→ **DATA SECTION**:
++++++

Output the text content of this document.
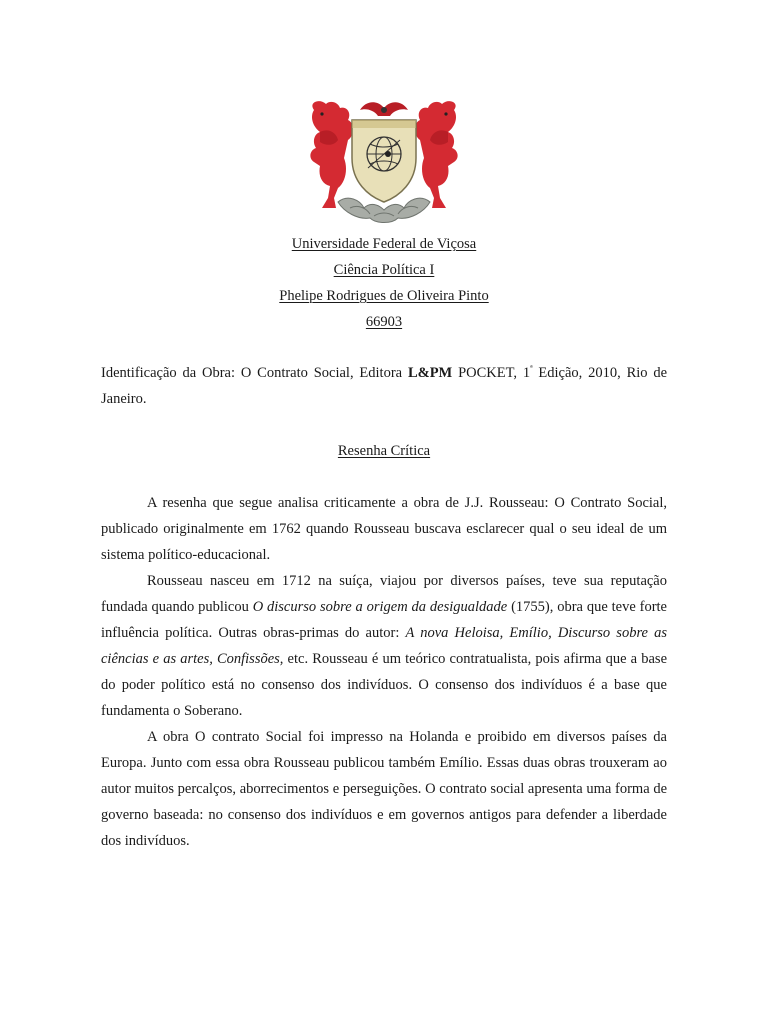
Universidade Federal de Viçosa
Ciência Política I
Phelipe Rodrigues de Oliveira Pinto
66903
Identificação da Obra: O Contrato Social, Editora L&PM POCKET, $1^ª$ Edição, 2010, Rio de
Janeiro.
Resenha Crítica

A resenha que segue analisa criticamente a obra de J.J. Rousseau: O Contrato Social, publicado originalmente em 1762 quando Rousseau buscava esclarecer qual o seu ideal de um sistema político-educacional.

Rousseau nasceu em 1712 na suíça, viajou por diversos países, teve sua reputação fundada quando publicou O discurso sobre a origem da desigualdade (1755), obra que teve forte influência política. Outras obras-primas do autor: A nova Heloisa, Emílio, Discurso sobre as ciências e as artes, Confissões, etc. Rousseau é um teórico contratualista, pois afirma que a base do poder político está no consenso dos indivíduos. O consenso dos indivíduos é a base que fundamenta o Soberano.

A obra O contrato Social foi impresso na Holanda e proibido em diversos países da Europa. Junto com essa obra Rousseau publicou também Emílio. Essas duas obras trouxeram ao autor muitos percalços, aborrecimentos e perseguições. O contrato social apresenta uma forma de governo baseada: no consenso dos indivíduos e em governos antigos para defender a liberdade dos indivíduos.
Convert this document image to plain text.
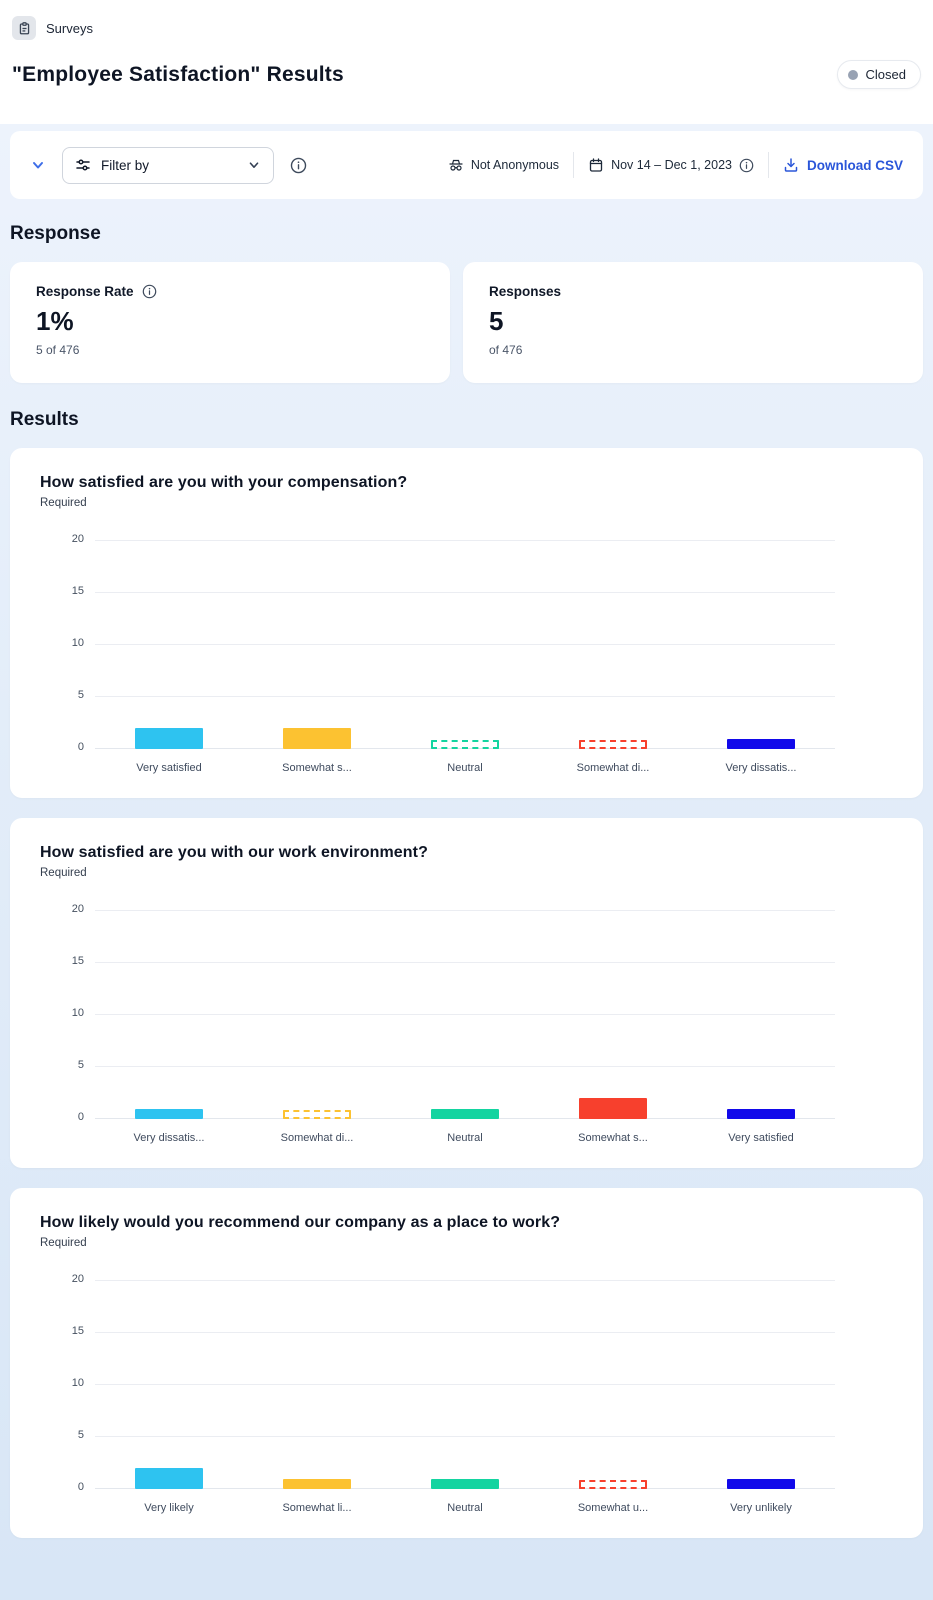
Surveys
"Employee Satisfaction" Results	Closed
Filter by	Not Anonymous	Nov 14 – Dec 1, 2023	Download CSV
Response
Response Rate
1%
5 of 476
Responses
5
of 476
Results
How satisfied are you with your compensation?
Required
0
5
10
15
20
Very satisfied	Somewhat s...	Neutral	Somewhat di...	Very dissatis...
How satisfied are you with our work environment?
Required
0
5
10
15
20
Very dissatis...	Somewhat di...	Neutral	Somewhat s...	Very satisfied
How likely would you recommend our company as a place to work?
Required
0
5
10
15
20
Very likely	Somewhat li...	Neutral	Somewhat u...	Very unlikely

++++++

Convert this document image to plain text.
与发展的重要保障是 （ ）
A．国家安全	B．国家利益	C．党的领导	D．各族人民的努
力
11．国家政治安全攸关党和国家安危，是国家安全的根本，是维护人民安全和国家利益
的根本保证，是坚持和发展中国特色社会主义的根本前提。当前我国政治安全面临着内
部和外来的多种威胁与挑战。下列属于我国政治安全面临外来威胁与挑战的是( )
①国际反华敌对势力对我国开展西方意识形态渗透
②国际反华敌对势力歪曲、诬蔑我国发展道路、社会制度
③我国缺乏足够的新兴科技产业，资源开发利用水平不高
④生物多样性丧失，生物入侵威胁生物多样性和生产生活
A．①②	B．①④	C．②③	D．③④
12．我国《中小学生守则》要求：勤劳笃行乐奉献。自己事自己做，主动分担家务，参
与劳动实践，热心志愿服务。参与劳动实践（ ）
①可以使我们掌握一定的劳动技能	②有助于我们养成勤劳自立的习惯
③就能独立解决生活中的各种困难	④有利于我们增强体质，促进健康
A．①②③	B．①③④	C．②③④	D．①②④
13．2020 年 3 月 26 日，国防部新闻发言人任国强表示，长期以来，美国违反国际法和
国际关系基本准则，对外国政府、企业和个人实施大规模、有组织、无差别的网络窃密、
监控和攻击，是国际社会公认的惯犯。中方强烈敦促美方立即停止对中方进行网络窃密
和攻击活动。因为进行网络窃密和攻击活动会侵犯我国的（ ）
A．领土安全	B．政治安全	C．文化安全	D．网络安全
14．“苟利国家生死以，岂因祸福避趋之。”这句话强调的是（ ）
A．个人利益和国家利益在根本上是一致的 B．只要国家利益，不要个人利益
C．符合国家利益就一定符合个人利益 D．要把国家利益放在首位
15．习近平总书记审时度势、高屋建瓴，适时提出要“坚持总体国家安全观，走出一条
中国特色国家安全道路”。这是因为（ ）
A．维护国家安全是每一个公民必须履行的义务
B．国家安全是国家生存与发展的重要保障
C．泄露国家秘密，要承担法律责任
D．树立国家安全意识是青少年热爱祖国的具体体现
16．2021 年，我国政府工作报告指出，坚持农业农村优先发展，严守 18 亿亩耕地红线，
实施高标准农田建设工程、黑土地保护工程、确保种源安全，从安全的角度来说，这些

++++++

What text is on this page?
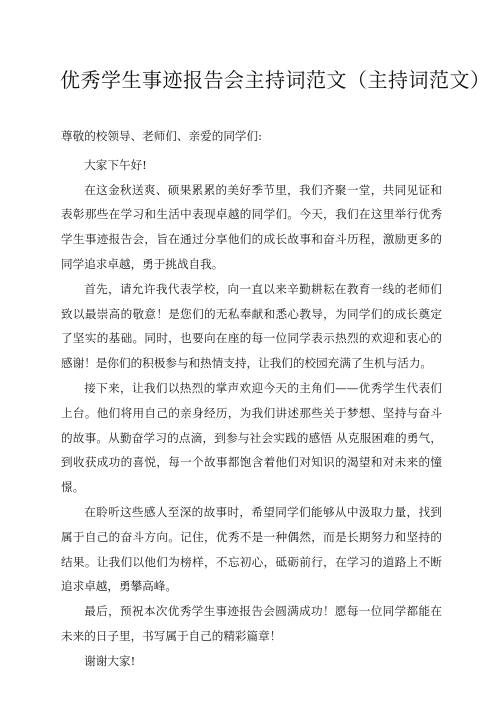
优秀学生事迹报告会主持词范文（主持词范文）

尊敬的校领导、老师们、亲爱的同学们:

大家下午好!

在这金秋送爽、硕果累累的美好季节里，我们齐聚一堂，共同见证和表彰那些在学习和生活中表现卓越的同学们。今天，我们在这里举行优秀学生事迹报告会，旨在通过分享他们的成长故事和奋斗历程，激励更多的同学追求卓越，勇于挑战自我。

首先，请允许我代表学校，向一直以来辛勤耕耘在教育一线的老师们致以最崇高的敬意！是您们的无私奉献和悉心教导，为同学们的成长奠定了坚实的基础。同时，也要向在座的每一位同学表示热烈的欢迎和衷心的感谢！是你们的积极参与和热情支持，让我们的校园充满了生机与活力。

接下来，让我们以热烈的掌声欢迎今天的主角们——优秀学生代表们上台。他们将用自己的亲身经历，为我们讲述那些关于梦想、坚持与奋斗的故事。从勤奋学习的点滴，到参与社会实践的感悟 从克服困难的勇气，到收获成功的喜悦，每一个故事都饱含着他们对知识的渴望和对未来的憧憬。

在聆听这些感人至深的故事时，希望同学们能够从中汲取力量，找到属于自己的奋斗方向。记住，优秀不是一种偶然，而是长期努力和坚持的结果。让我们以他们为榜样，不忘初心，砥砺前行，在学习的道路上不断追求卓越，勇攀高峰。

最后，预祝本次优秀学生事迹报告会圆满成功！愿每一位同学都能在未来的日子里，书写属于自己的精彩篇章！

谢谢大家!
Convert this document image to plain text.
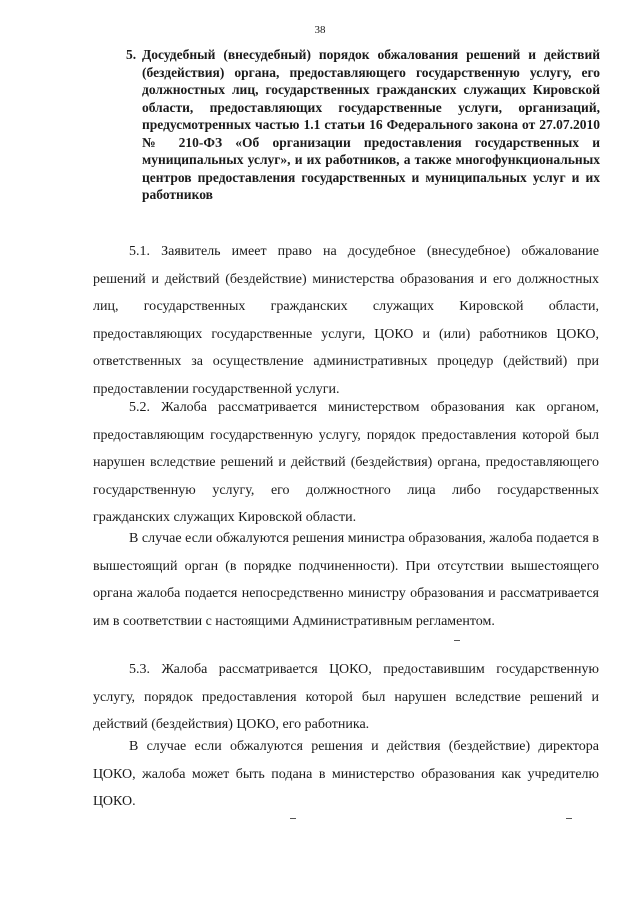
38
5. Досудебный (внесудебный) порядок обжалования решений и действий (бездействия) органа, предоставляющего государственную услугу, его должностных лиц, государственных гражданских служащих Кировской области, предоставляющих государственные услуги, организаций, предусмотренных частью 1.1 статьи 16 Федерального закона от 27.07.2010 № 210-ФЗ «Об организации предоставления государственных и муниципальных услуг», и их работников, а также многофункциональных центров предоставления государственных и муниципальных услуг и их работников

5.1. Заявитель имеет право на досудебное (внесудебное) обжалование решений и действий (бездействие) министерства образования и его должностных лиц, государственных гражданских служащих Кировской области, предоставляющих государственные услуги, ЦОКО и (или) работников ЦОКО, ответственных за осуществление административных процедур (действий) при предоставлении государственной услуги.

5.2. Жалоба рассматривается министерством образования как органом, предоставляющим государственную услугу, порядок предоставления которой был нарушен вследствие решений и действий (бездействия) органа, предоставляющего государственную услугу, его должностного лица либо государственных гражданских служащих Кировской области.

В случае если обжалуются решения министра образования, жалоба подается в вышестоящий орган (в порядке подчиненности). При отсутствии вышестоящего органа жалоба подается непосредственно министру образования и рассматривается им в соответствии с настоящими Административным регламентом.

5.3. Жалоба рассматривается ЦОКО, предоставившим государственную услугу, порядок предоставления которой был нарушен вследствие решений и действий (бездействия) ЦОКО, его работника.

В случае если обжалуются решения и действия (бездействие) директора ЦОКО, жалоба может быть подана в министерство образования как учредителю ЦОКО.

++++++

Report the number of lines containing the string "dissatis" and add nothing to it.

2